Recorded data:
┄┄┄┄┄┄┄┄┄┄

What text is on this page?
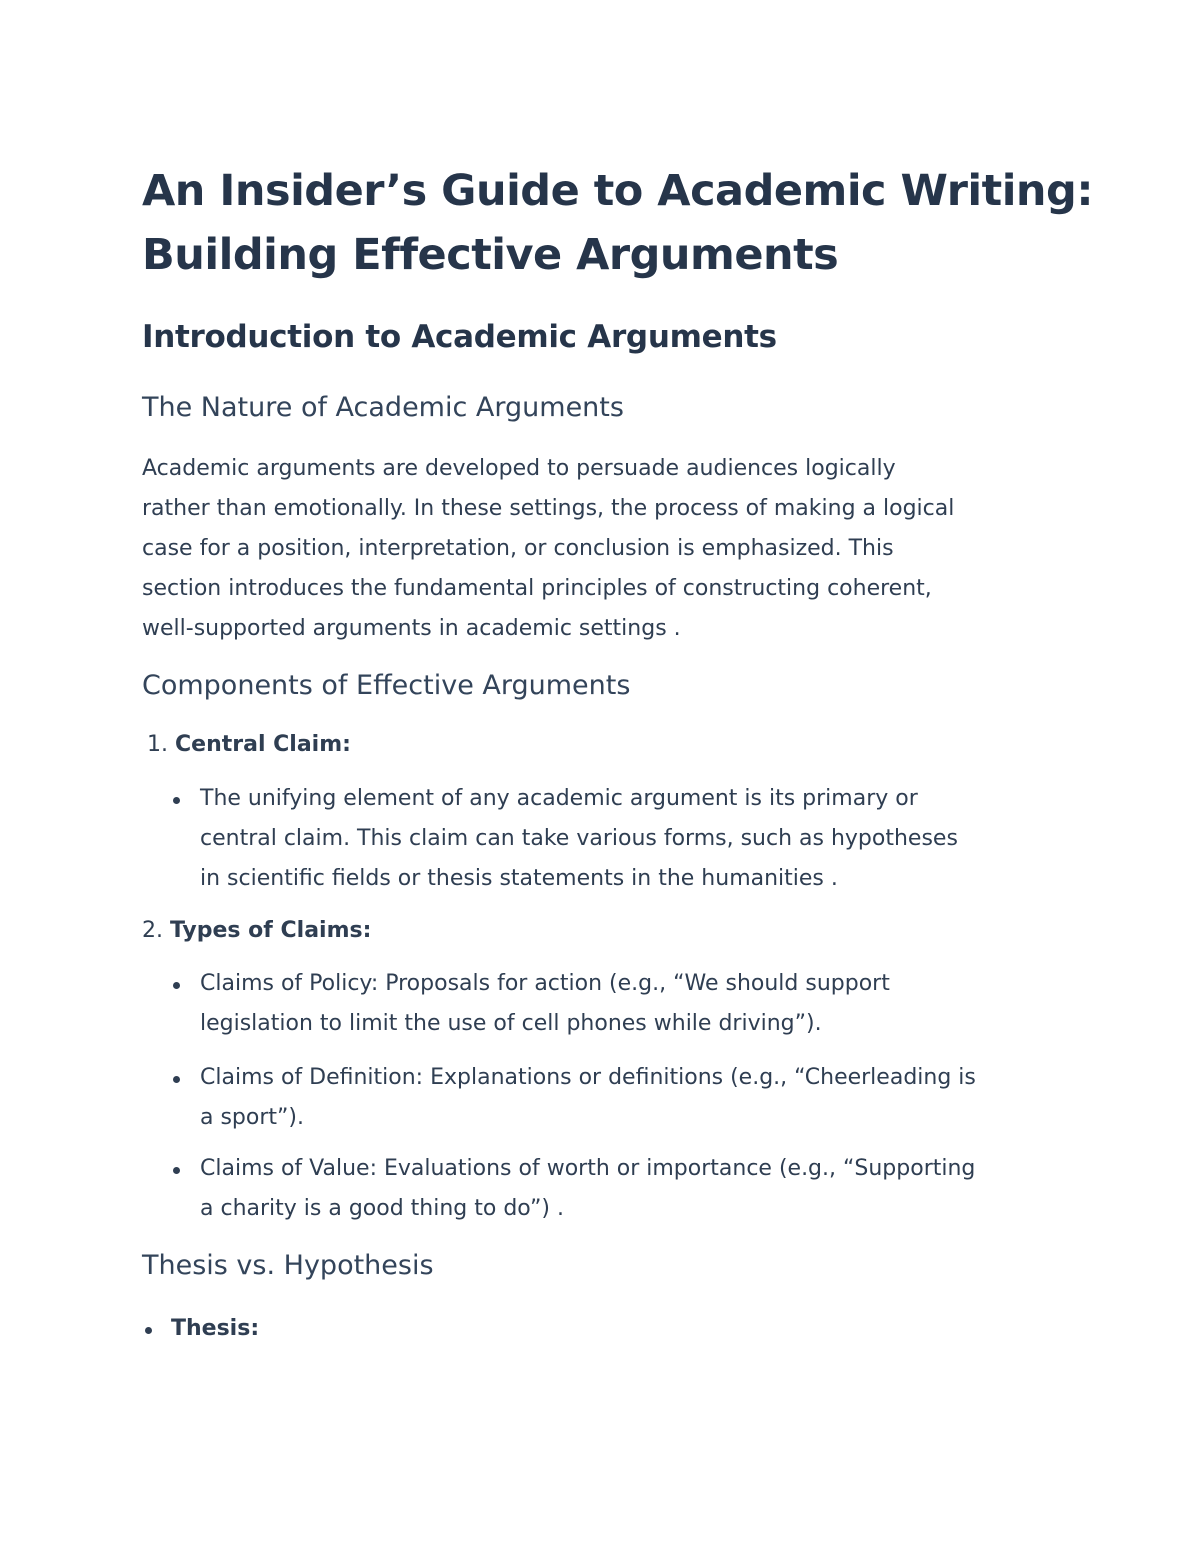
An Insider’s Guide to Academic Writing:

Building Effective Arguments

Introduction to Academic Arguments

The Nature of Academic Arguments

Academic arguments are developed to persuade audiences logically

rather than emotionally. In these settings, the process of making a logical

case for a position, interpretation, or conclusion is emphasized. This

section introduces the fundamental principles of constructing coherent,

well-supported arguments in academic settings .

Components of Effective Arguments

1. Central Claim:

The unifying element of any academic argument is its primary or

central claim. This claim can take various forms, such as hypotheses

in scientific fields or thesis statements in the humanities .

2. Types of Claims:

Claims of Policy: Proposals for action (e.g., “We should support

legislation to limit the use of cell phones while driving”).

Claims of Definition: Explanations or definitions (e.g., “Cheerleading is

a sport”).

Claims of Value: Evaluations of worth or importance (e.g., “Supporting

a charity is a good thing to do”) .

Thesis vs. Hypothesis

Thesis:
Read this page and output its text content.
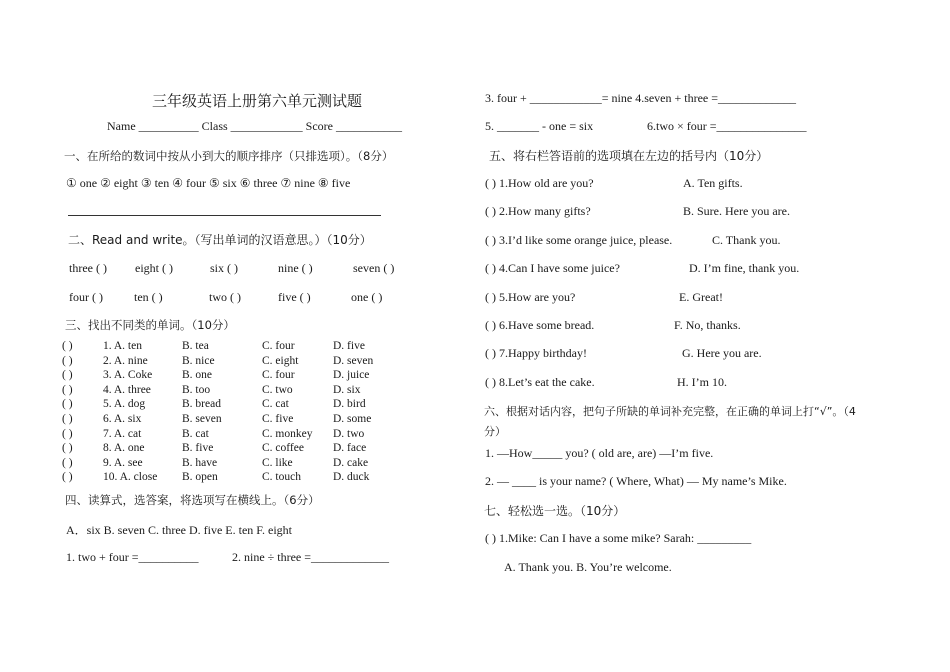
三年级英语上册第六单元测试题
Name __________ Class ____________ Score ___________
一、在所给的数词中按从小到大的顺序排序（只排选项）。（8分）
① one ② eight ③ ten ④ four ⑤ six ⑥ three ⑦ nine ⑧ five
二、Read and write。（写出单词的汉语意思。）（10分）
three ( ) eight ( )	six ( )	nine ( )	seven ( )
four ( )	ten ( )	two ( )	five ( )	one ( )
三、找出不同类的单词。（10分）
( )	1. A. ten	B. tea	C. four	D. five
( )	2. A. nine	B. nice	C. eight	D. seven
( )	3. A. Coke	B. one	C. four	D. juice
( )	4. A. three	B. too	C. two	D. six
( )	5. A. dog	B. bread	C. cat	D. bird
( )	6. A. six	B. seven	C. five	D. some
( )	7. A. cat	B. cat	C. monkey D. two
( )	8. A. one	B. five	C. coffee	D. face
( )	9. A. see	B. have	C. like	D. cake
( )	10. A. close B. open	C. touch	D. duck
四、读算式，选答案，将选项写在横线上。（6分）
A．six B. seven C. three D. five E. ten F. eight
1. two + four =__________	2. nine ÷ three =_____________
3. four + ____________= nine 4.seven + three =_____________
5. _______ - one = six	6.two × four =_______________
五、将右栏答语前的选项填在左边的括号内（10分）
( ) 1.How old are you?	A. Ten gifts.
( ) 2.How many gifts?	B. Sure. Here you are.
( ) 3.I’d like some orange juice, please.	C. Thank you.
( ) 4.Can I have some juice?	D. I’m fine, thank you.
( ) 5.How are you?	E. Great!
( ) 6.Have some bread.	F. No, thanks.
( ) 7.Happy birthday!	G. Here you are.
( ) 8.Let’s eat the cake.	H. I’m 10.
六、根据对话内容，把句子所缺的单词补充完整，在正确的单词上打“√”。（4
分）
1. —How_____ you? ( old are, are) —I’m five.
2. — ____ is your name? ( Where, What) — My name’s Mike.
七、轻松选一选。（10分）
( ) 1.Mike: Can I have a some mike? Sarah: _________
A. Thank you. B. You’re welcome.
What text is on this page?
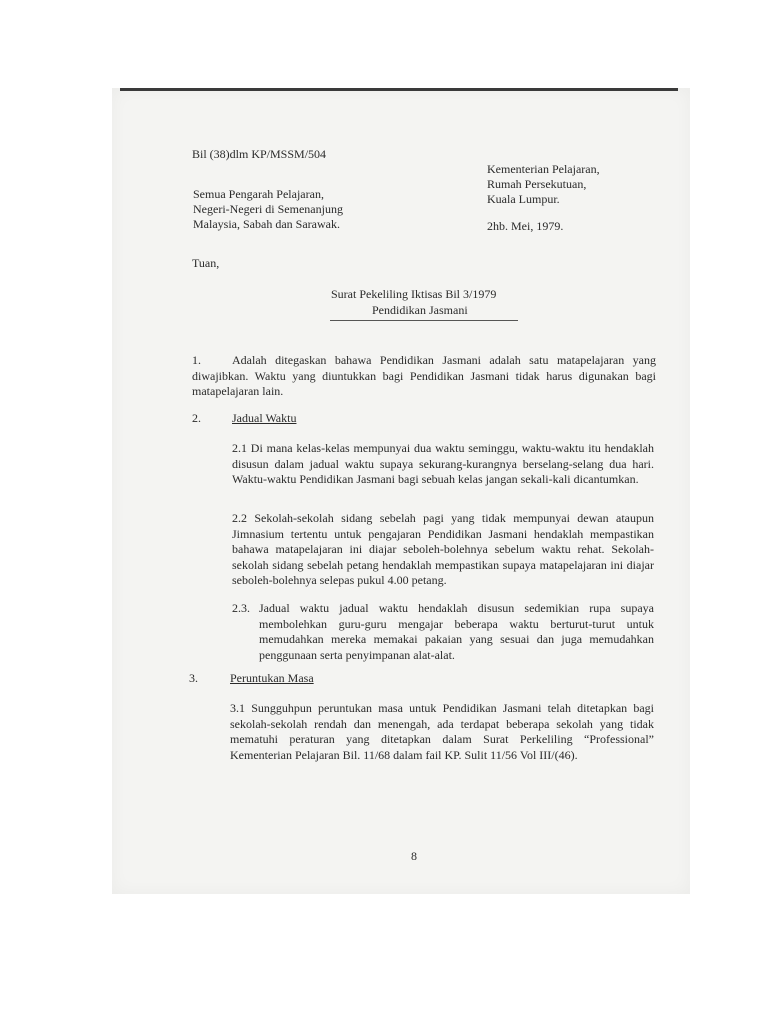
Bil (38)dlm KP/MSSM/504
Kementerian Pelajaran,
Rumah Persekutuan,
Kuala Lumpur.
Semua Pengarah Pelajaran,
Negeri-Negeri di Semenanjung
Malaysia, Sabah dan Sarawak.	2hb. Mei, 1979.
Tuan,
Surat Pekeliling Iktisas Bil 3/1979
Pendidikan Jasmani
1.	Adalah ditegaskan bahawa Pendidikan Jasmani adalah satu matapelajaran yang diwajibkan. Waktu yang diuntukkan bagi Pendidikan Jasmani tidak harus digunakan bagi matapelajaran lain.
2.	Jadual Waktu
2.1 Di mana kelas-kelas mempunyai dua waktu seminggu, waktu-waktu itu hendaklah disusun dalam jadual waktu supaya sekurang-kurangnya berselang-selang dua hari. Waktu-waktu Pendidikan Jasmani bagi sebuah kelas jangan sekali-kali dicantumkan.
2.2 Sekolah-sekolah sidang sebelah pagi yang tidak mempunyai dewan ataupun Jimnasium tertentu untuk pengajaran Pendidikan Jasmani hendaklah mempastikan bahawa matapelajaran ini diajar seboleh-bolehnya sebelum waktu rehat. Sekolah-sekolah sidang sebelah petang hendaklah mempastikan supaya matapelajaran ini diajar seboleh-bolehnya selepas pukul 4.00 petang.
2.3. Jadual waktu jadual waktu hendaklah disusun sedemikian rupa supaya membolehkan guru-guru mengajar beberapa waktu berturut-turut untuk memudahkan mereka memakai pakaian yang sesuai dan juga memudahkan penggunaan serta penyimpanan alat-alat.
3.	Peruntukan Masa
3.1 Sungguhpun peruntukan masa untuk Pendidikan Jasmani telah ditetapkan bagi sekolah-sekolah rendah dan menengah, ada terdapat beberapa sekolah yang tidak mematuhi peraturan yang ditetapkan dalam Surat Perkeliling “Professional” Kementerian Pelajaran Bil. 11/68 dalam fail KP. Sulit 11/56 Vol III/(46).
8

┄┄┄┄┄┄┄┄┄┄

Job:
Leave out the pictures and repeat everything else in the records exactly.

Exercise output:
What text is on this page?
An Insider’s Guide to Academic Writing:

Building Effective Arguments

Introduction to Academic Arguments

The Nature of Academic Arguments

Academic arguments are developed to persuade audiences logically

rather than emotionally. In these settings, the process of making a logical

case for a position, interpretation, or conclusion is emphasized. This

section introduces the fundamental principles of constructing coherent,

well-supported arguments in academic settings .

Components of Effective Arguments

1. Central Claim:

The unifying element of any academic argument is its primary or

central claim. This claim can take various forms, such as hypotheses

in scientific fields or thesis statements in the humanities .

2. Types of Claims:

Claims of Policy: Proposals for action (e.g., “We should support

legislation to limit the use of cell phones while driving”).

Claims of Definition: Explanations or definitions (e.g., “Cheerleading is

a sport”).

Claims of Value: Evaluations of worth or importance (e.g., “Supporting

a charity is a good thing to do”) .

Thesis vs. Hypothesis

Thesis:
Read this page and output its text content.
三年级英语上册第六单元测试题
Name __________ Class ____________ Score ___________
一、在所给的数词中按从小到大的顺序排序（只排选项）。（8分）
① one ② eight ③ ten ④ four ⑤ six ⑥ three ⑦ nine ⑧ five
二、Read and write。（写出单词的汉语意思。）（10分）
three ( ) eight ( )	six ( )	nine ( )	seven ( )
four ( )	ten ( )	two ( )	five ( )	one ( )
三、找出不同类的单词。（10分）
( )	1. A. ten	B. tea	C. four	D. five
( )	2. A. nine	B. nice	C. eight	D. seven
( )	3. A. Coke	B. one	C. four	D. juice
( )	4. A. three	B. too	C. two	D. six
( )	5. A. dog	B. bread	C. cat	D. bird
( )	6. A. six	B. seven	C. five	D. some
( )	7. A. cat	B. cat	C. monkey D. two
( )	8. A. one	B. five	C. coffee	D. face
( )	9. A. see	B. have	C. like	D. cake
( )	10. A. close B. open	C. touch	D. duck
四、读算式，选答案，将选项写在横线上。（6分）
A．six B. seven C. three D. five E. ten F. eight
1. two + four =__________	2. nine ÷ three =_____________
3. four + ____________= nine 4.seven + three =_____________
5. _______ - one = six	6.two × four =_______________
五、将右栏答语前的选项填在左边的括号内（10分）
( ) 1.How old are you?	A. Ten gifts.
( ) 2.How many gifts?	B. Sure. Here you are.
( ) 3.I’d like some orange juice, please.	C. Thank you.
( ) 4.Can I have some juice?	D. I’m fine, thank you.
( ) 5.How are you?	E. Great!
( ) 6.Have some bread.	F. No, thanks.
( ) 7.Happy birthday!	G. Here you are.
( ) 8.Let’s eat the cake.	H. I’m 10.
六、根据对话内容，把句子所缺的单词补充完整，在正确的单词上打“√”。（4
分）
1. —How_____ you? ( old are, are) —I’m five.
2. — ____ is your name? ( Where, What) — My name’s Mike.
七、轻松选一选。（10分）
( ) 1.Mike: Can I have a some mike? Sarah: _________
A. Thank you. B. You’re welcome.
What text is on this page?
Bil (38)dlm KP/MSSM/504
Kementerian Pelajaran,
Rumah Persekutuan,
Kuala Lumpur.
Semua Pengarah Pelajaran,
Negeri-Negeri di Semenanjung
Malaysia, Sabah dan Sarawak.	2hb. Mei, 1979.
Tuan,
Surat Pekeliling Iktisas Bil 3/1979
Pendidikan Jasmani
1.	Adalah ditegaskan bahawa Pendidikan Jasmani adalah satu matapelajaran yang diwajibkan. Waktu yang diuntukkan bagi Pendidikan Jasmani tidak harus digunakan bagi matapelajaran lain.
2.	Jadual Waktu
2.1 Di mana kelas-kelas mempunyai dua waktu seminggu, waktu-waktu itu hendaklah disusun dalam jadual waktu supaya sekurang-kurangnya berselang-selang dua hari. Waktu-waktu Pendidikan Jasmani bagi sebuah kelas jangan sekali-kali dicantumkan.
2.2 Sekolah-sekolah sidang sebelah pagi yang tidak mempunyai dewan ataupun Jimnasium tertentu untuk pengajaran Pendidikan Jasmani hendaklah mempastikan bahawa matapelajaran ini diajar seboleh-bolehnya sebelum waktu rehat. Sekolah-sekolah sidang sebelah petang hendaklah mempastikan supaya matapelajaran ini diajar seboleh-bolehnya selepas pukul 4.00 petang.
2.3. Jadual waktu jadual waktu hendaklah disusun sedemikian rupa supaya membolehkan guru-guru mengajar beberapa waktu berturut-turut untuk memudahkan mereka memakai pakaian yang sesuai dan juga memudahkan penggunaan serta penyimpanan alat-alat.
3.	Peruntukan Masa
3.1 Sungguhpun peruntukan masa untuk Pendidikan Jasmani telah ditetapkan bagi sekolah-sekolah rendah dan menengah, ada terdapat beberapa sekolah yang tidak mematuhi peraturan yang ditetapkan dalam Surat Perkeliling “Professional” Kementerian Pelajaran Bil. 11/68 dalam fail KP. Sulit 11/56 Vol III/(46).
8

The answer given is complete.